━━━ Selected text ━━━
Hot on the heels of McCoist’s comments yesterday, which I slated in last night’s piece, comes an allegation from Gordon Parks that he personally knows of matches where the results were “decided before a ball was kicked.”
So now we’re beyond speculation, beyond McCoist’s phony hard man posturing. We actually have allegations of match fixing, and already the SFA is hiding under the bed, saying they can’t investigate until they are brought “actual evidence.”
Well, I’m sure that’s comforting to you all, and to the national bookmakers, eah?
Once again, the people at the top of our national sport are found wanting when the chips are down. There can be no more serious an allegation than the one Parks has just made, and the fact he’s not already sitting at Hampden being grilled by SFA lawyers is a disgrace.
I have read, and re-read, McCoist’s statement of yesterday a hundred times, and I have read Parks statements today in the same disbelief, and what comes across from them both is not the nature of the allegations themselves but the fact neither man is willing to go on the record and name names. So, Scottish football is not a spectator sport at all. It’s a rigged game, run for the benefit of those in it. Fraudulent. Bent. Corrupt. A con job on a grand scale.
And these people – McCoist and Parks – believe there is honour, that there is some kind of integrity in their refusal to reveal the names of those who’ve made it that way?
Let me correct them. There is no honour in maintaining this shameful silence. There is no integrity in protecting cheats, in letting corruption go undiscovered, to continue apace. There is nothing righteous or moral or upstanding in this. It is cowardly. It is disgraceful.
This is no longer about players having a wee bet. This is about match fixing, and it can’t be ignored. Parks and the Daily Record might think this is just a wee fun tit-bit to titillate the readership and lend weight to McCoist’s ridiculous demands for a “summit” to clarify the rules, but it’s way beyond that. Supporters have been treated with breathtaking contempt. Sponsors have been treated like mugs, and the bookmakers – who I am sure have lawyers monitoring this right now – have been done up like a Yankee tourist buying the Tower Bridge from a couple of wide-boys.
Let’s get it out there; this talk of a “dressing room code”, of some kind of understanding amongst players that this stuff can go on but not get talked about isn’t going to cut it here. All it’s going to take is for one supporter – and there should be many, many, many supporters – taking McCoist’s comments or Parks comments to the police, and demanding a criminal investigation, and the ball is rolling and these two, and probably a lot of others, are going to need to lawyer up and spend some time in an interview room.
That’s what we’re talking about here. Taking the bookies money on a sure thing might be something every single one of us has dreamed about doing (Manchester United to beat Rangers at Ibrox in the Champions League at even money … I still grin from ear to ear thinking about that one. It paid my rent for two months whilst I was at University), but for players and even officials to actually conspire to throw matches for the purpose of doing it … there’s a name for that.
It’s called fraud. People in this country have been prosecuted for it, and anyone in any professional sport found guilty of it is given a lifetime ban.
━━━
What you need to do:
In the match-fixing piece, take the passage between "Well, I’m sure" and "is a disgrace.", inclusive, and rewrite it with "Scottish" in place of "national".
━━━ Source data ━━━
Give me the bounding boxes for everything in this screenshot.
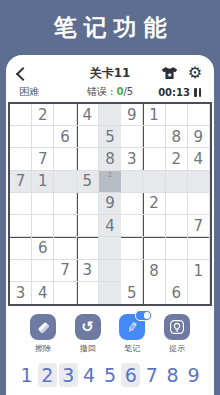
━━━
Task answer:
Well, I’m sure that’s comforting to you all, and to the Scottish bookmakers, eah?
Once again, the people at the top of our Scottish sport are found wanting when the chips are down. There can be no more serious an allegation than the one Parks has just made, and the fact he’s not already sitting at Hampden being grilled by SFA lawyers is a disgrace.